• _What the exercise asks_
Identify all lines in the listing that include the word "greenary", and copy them out.
⟨
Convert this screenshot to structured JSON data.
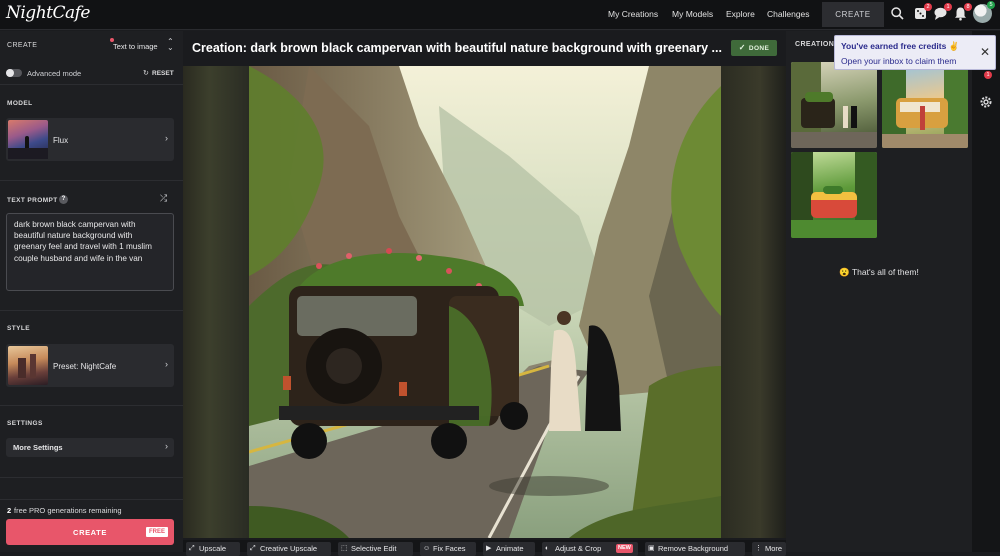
{
  "app": {
    "logo": "NightCafe"
  },
  "nav": {
    "my_creations": "My Creations",
    "my_models": "My Models",
    "explore": "Explore",
    "challenges": "Challenges",
    "create": "CREATE",
    "badges": {
      "dice": "2",
      "chat": "1",
      "bell": "8",
      "avatar": "5"
    }
  },
  "left": {
    "create_label": "CREATE",
    "mode": "Text to image",
    "advanced_mode": "Advanced mode",
    "reset": "RESET",
    "model_label": "MODEL",
    "model_name": "Flux",
    "prompt_label": "TEXT PROMPT",
    "prompt_help": "?",
    "prompt_text": "dark brown black campervan with beautiful nature background with greenary feel and travel with 1 muslim couple husband and wife in the van",
    "style_label": "STYLE",
    "style_name": "Preset: NightCafe",
    "settings_label": "SETTINGS",
    "more_settings": "More Settings",
    "remaining_count": "2",
    "remaining_text": "free PRO generations remaining",
    "create_button": "CREATE",
    "free_tag": "FREE"
  },
  "center": {
    "title": "Creation: dark brown black campervan with beautiful nature background with greenary ...",
    "done": "DONE",
    "toolbar": [
      "Upscale",
      "Creative Upscale",
      "Selective Edit",
      "Fix Faces",
      "Animate",
      "Adjust & Crop",
      "Remove Background",
      "More"
    ],
    "new_badge": "NEW"
  },
  "right": {
    "header": "CREATION",
    "end_text": "That's all of them!",
    "end_emoji": "😮"
  },
  "notification": {
    "title": "You've earned free credits",
    "title_emoji": "✌",
    "body": "Open your inbox to claim them",
    "rail_badge": "1"
  },
  "colors": {
    "accent": "#e8566a",
    "done_green": "#3f6a3a",
    "notif_title": "#2a2a8c"
  }
}
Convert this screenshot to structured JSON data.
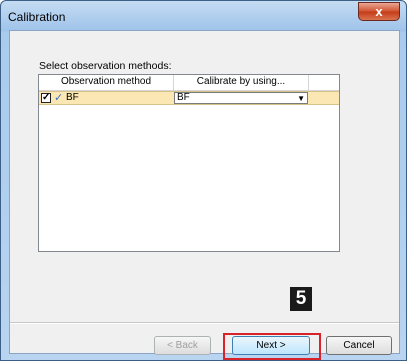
{
  "window": {
    "title": "Calibration",
    "close_glyph": "x"
  },
  "prompt": "Select observation methods:",
  "table": {
    "columns": [
      "Observation method",
      "Calibrate by using..."
    ],
    "rows": [
      {
        "checked": true,
        "method": "BF",
        "calibrate_by": "BF"
      }
    ]
  },
  "step_badge": "5",
  "buttons": {
    "back": "< Back",
    "next": "Next >",
    "cancel": "Cancel"
  },
  "colors": {
    "highlight": "#d9232b",
    "row_selected": "#fbe7b4",
    "title_bar": "#a9cbee"
  }
}
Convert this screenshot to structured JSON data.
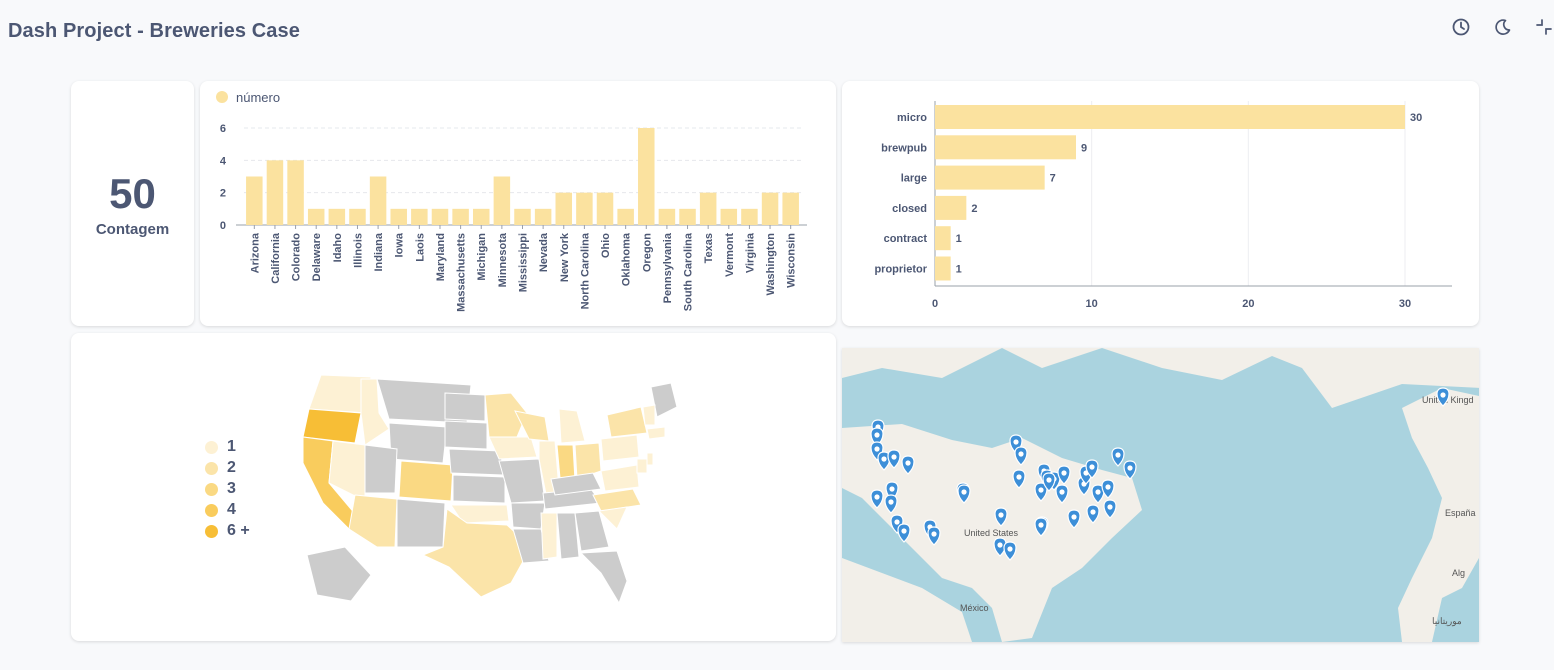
{
  "header": {
    "title": "Dash Project - Breweries Case"
  },
  "icons": {
    "history": "clock-icon",
    "theme": "moon-icon",
    "fullscreen": "collapse-icon"
  },
  "scalar": {
    "value": "50",
    "label": "Contagem"
  },
  "bar_chart": {
    "legend_label": "número",
    "color": "#fbe29f"
  },
  "type_chart": {
    "color": "#fbe29f"
  },
  "choropleth": {
    "legend": [
      "1",
      "2",
      "3",
      "4",
      "6 +"
    ],
    "colors": [
      "#fdf1d4",
      "#fbe4a9",
      "#fad983",
      "#f9cc5d",
      "#f7be36"
    ]
  },
  "map": {
    "labels": {
      "us": "United States",
      "mexico": "México",
      "uk": "United Kingd",
      "spain": "España",
      "algeria": "Alg",
      "morocco": "موريتانيا"
    }
  },
  "chart_data": [
    {
      "type": "bar",
      "categories": [
        "Arizona",
        "California",
        "Colorado",
        "Delaware",
        "Idaho",
        "Illinois",
        "Indiana",
        "Iowa",
        "Laois",
        "Maryland",
        "Massachusetts",
        "Michigan",
        "Minnesota",
        "Mississippi",
        "Nevada",
        "New York",
        "North Carolina",
        "Ohio",
        "Oklahoma",
        "Oregon",
        "Pennsylvania",
        "South Carolina",
        "Texas",
        "Vermont",
        "Virginia",
        "Washington",
        "Wisconsin"
      ],
      "series": [
        {
          "name": "número",
          "values": [
            3,
            4,
            4,
            1,
            1,
            1,
            3,
            1,
            1,
            1,
            1,
            1,
            3,
            1,
            1,
            2,
            2,
            2,
            1,
            6,
            1,
            1,
            2,
            1,
            1,
            2,
            2
          ]
        }
      ],
      "ylim": [
        0,
        6
      ],
      "yticks": [
        "0",
        "2",
        "4",
        "6"
      ]
    },
    {
      "type": "bar",
      "orientation": "horizontal",
      "categories": [
        "micro",
        "brewpub",
        "large",
        "closed",
        "contract",
        "proprietor"
      ],
      "values": [
        30,
        9,
        7,
        2,
        1,
        1
      ],
      "xlim": [
        0,
        33
      ],
      "xticks": [
        "0",
        "10",
        "20",
        "30"
      ]
    }
  ]
}
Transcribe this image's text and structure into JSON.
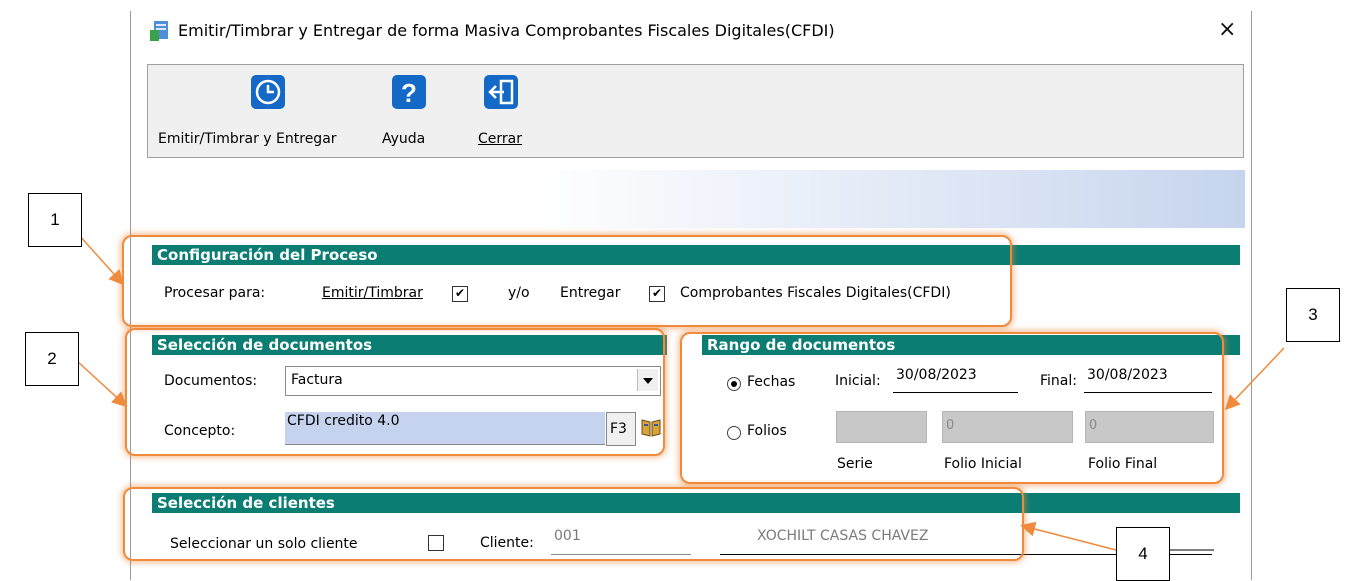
⟩
• _Complete answer_
    "prompt_text": "dark brown black campervan with beautiful nature background with greenary feel and travel with 1 muslim couple husband and wife in the van",
    "title": "Creation: dark brown black campervan with beautiful nature background with greenary ...",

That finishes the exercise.